● **What this task involves**
Find the lines holding "threshold" and copy them.

● **Raw records**
━━━━
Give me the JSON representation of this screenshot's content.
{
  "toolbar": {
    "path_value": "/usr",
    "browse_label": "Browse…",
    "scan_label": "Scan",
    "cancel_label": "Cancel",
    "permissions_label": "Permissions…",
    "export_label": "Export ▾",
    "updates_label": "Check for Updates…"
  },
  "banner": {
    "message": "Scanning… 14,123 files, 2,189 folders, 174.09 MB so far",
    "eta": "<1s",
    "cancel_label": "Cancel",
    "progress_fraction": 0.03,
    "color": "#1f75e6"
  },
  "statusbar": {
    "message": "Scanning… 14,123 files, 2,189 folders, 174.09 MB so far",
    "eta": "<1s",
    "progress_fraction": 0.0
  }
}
━━━━
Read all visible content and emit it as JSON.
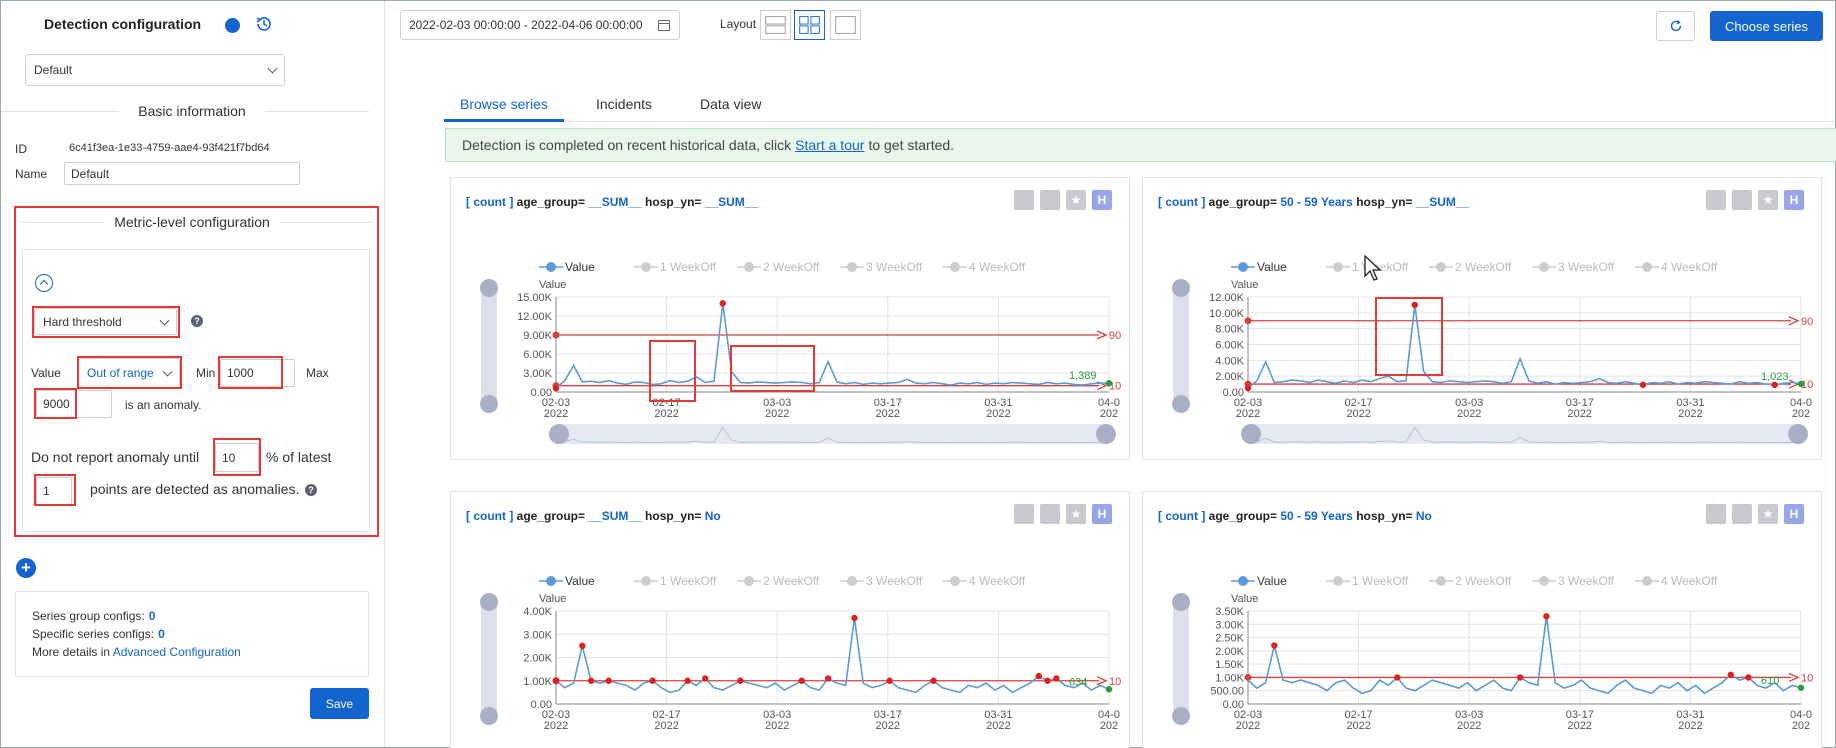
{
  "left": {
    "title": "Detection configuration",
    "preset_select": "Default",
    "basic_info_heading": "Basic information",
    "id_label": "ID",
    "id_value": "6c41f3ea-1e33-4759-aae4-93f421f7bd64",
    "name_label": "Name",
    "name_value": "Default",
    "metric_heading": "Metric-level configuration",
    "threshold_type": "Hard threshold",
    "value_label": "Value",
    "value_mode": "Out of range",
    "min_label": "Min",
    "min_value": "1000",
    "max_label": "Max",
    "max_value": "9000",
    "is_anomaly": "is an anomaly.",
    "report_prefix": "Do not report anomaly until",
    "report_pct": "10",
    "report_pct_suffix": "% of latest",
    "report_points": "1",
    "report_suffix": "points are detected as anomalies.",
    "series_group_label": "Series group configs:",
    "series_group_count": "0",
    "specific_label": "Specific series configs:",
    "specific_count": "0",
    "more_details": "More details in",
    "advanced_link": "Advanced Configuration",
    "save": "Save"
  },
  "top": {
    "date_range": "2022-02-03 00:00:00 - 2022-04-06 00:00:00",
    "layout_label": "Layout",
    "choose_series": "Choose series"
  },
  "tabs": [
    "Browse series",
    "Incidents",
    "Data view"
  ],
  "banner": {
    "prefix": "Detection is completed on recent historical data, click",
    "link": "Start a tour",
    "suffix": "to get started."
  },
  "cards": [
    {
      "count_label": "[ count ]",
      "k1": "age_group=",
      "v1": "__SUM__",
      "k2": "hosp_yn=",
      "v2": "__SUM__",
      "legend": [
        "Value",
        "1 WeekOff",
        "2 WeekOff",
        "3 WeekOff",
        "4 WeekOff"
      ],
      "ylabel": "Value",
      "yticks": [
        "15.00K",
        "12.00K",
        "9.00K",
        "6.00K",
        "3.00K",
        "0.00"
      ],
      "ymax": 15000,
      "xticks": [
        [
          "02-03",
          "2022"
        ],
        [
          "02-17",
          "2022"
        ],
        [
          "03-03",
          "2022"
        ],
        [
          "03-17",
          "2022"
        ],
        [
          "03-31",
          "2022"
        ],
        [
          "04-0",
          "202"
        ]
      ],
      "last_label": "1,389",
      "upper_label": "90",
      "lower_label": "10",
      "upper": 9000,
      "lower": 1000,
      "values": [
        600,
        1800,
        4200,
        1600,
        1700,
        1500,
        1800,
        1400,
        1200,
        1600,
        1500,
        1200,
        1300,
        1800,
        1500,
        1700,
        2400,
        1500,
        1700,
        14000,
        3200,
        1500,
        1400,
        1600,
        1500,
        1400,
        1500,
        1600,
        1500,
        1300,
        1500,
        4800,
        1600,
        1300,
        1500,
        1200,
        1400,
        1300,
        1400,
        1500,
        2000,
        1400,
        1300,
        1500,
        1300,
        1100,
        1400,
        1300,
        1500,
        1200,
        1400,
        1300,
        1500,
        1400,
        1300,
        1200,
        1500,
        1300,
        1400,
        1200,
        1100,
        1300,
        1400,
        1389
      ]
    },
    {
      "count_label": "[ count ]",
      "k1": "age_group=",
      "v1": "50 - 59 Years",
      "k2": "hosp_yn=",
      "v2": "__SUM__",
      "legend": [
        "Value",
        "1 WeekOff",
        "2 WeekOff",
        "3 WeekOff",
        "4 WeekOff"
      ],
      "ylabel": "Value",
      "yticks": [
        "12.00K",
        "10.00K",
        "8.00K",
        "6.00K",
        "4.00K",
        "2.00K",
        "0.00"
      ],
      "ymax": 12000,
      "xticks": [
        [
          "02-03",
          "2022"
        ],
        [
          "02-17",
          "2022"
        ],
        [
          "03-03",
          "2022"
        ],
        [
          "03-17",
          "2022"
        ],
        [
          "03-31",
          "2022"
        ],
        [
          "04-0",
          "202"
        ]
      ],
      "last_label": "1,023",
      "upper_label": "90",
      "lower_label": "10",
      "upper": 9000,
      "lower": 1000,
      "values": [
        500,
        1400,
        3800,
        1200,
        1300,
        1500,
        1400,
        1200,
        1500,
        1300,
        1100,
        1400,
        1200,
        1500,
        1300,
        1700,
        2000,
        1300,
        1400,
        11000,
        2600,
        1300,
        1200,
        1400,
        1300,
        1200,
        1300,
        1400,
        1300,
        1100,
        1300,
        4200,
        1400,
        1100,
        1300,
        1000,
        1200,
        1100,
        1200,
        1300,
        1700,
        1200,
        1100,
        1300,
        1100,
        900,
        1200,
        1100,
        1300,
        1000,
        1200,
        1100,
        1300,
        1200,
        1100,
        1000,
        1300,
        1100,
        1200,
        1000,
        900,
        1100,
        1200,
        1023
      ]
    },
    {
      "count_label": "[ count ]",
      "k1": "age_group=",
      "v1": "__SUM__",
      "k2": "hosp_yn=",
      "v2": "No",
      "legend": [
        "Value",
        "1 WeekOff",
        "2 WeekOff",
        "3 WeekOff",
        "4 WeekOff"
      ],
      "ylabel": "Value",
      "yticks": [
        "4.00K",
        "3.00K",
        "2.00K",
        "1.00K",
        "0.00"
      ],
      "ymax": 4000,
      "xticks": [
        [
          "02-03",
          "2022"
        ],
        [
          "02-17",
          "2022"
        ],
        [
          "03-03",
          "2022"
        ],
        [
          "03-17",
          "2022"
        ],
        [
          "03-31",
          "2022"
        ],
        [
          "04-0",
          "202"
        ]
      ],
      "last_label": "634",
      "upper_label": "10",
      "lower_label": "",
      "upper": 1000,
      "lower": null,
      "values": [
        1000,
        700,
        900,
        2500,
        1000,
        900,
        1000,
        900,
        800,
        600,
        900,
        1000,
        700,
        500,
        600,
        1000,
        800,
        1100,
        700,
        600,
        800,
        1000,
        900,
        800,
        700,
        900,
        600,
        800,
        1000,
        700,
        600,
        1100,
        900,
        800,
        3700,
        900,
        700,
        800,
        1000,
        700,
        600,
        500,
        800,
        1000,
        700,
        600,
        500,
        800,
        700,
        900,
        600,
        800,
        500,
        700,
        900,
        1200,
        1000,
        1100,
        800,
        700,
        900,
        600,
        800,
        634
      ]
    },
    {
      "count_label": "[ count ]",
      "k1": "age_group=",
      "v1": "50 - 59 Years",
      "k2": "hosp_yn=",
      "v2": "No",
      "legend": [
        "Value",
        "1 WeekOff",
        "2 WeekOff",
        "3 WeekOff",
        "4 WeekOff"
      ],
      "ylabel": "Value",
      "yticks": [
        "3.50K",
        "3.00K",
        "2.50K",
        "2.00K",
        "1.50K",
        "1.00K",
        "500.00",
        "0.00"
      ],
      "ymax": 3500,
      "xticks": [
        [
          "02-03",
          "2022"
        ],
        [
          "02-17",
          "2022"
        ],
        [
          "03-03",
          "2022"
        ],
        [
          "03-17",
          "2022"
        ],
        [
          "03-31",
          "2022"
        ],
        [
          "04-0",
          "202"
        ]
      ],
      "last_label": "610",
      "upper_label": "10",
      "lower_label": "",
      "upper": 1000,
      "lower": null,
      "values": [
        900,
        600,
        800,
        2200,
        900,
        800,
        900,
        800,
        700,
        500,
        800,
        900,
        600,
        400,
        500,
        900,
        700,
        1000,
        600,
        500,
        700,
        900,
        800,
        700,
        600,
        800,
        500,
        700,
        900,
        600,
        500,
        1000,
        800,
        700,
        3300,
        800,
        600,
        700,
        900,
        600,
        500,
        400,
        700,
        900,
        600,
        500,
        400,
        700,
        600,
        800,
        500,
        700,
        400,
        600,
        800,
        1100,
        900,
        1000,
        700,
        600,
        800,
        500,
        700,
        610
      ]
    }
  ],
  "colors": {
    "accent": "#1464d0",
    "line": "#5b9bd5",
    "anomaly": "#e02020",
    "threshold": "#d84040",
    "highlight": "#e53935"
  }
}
━━━━
● **The output**
    "threshold_type": "Hard threshold",
    "threshold": "#d84040",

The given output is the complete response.